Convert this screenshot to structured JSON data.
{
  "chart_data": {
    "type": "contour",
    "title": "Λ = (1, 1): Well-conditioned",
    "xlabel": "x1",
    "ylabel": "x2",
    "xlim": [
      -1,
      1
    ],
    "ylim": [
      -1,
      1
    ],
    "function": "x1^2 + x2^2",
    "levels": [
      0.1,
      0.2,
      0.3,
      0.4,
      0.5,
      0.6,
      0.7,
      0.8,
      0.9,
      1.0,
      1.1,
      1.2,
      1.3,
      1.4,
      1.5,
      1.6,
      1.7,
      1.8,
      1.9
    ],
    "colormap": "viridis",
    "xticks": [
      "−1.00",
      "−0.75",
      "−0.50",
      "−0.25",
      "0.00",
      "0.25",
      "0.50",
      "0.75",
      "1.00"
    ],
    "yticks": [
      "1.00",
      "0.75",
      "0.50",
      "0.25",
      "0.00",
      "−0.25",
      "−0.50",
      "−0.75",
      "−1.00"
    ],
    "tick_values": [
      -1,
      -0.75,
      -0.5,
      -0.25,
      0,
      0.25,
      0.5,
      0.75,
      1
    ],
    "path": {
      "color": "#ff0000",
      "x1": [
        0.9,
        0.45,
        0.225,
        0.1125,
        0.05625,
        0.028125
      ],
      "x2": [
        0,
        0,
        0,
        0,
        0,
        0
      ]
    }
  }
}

__________

§ **What to produce**
Write out every entry again exactly, please, with nothing missing.

§ **Reply**
Convert this screenshot to structured JSON data.
{
  "chart_data": {
    "type": "contour",
    "title": "Λ = (1, 1): Well-conditioned",
    "xlabel": "x1",
    "ylabel": "x2",
    "xlim": [
      -1,
      1
    ],
    "ylim": [
      -1,
      1
    ],
    "function": "x1^2 + x2^2",
    "levels": [
      0.1,
      0.2,
      0.3,
      0.4,
      0.5,
      0.6,
      0.7,
      0.8,
      0.9,
      1.0,
      1.1,
      1.2,
      1.3,
      1.4,
      1.5,
      1.6,
      1.7,
      1.8,
      1.9
    ],
    "colormap": "viridis",
    "xticks": [
      "−1.00",
      "−0.75",
      "−0.50",
      "−0.25",
      "0.00",
      "0.25",
      "0.50",
      "0.75",
      "1.00"
    ],
    "yticks": [
      "1.00",
      "0.75",
      "0.50",
      "0.25",
      "0.00",
      "−0.25",
      "−0.50",
      "−0.75",
      "−1.00"
    ],
    "tick_values": [
      -1,
      -0.75,
      -0.5,
      -0.25,
      0,
      0.25,
      0.5,
      0.75,
      1
    ],
    "path": {
      "color": "#ff0000",
      "x1": [
        0.9,
        0.45,
        0.225,
        0.1125,
        0.05625,
        0.028125
      ],
      "x2": [
        0,
        0,
        0,
        0,
        0,
        0
      ]
    }
  }
}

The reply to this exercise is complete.